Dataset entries
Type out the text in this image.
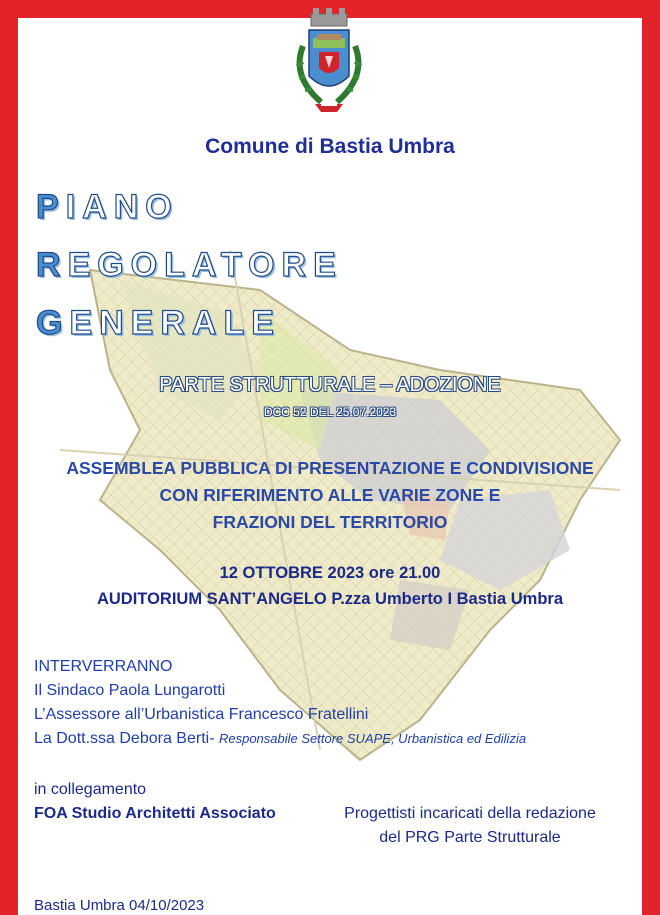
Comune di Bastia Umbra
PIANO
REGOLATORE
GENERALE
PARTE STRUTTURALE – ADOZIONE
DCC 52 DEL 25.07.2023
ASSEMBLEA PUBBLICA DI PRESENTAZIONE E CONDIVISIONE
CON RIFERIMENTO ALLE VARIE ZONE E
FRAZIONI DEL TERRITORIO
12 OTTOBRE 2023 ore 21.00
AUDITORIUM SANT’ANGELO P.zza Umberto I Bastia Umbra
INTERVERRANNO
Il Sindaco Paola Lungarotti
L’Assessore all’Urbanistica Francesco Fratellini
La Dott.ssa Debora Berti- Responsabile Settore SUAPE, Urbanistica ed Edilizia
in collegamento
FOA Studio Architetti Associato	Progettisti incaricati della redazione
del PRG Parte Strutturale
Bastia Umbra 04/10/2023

• _Aim_
Print all entries exactly. The images do not belong in the copy.

• _The output_
Type out the text in this image.
Comune di Bastia Umbra
PIANO
REGOLATORE
GENERALE
PARTE STRUTTURALE – ADOZIONE
DCC 52 DEL 25.07.2023
ASSEMBLEA PUBBLICA DI PRESENTAZIONE E CONDIVISIONE
CON RIFERIMENTO ALLE VARIE ZONE E
FRAZIONI DEL TERRITORIO
12 OTTOBRE 2023 ore 21.00
AUDITORIUM SANT’ANGELO P.zza Umberto I Bastia Umbra
INTERVERRANNO
Il Sindaco Paola Lungarotti
L’Assessore all’Urbanistica Francesco Fratellini
La Dott.ssa Debora Berti- Responsabile Settore SUAPE, Urbanistica ed Edilizia
in collegamento
FOA Studio Architetti Associato	Progettisti incaricati della redazione
del PRG Parte Strutturale
Bastia Umbra 04/10/2023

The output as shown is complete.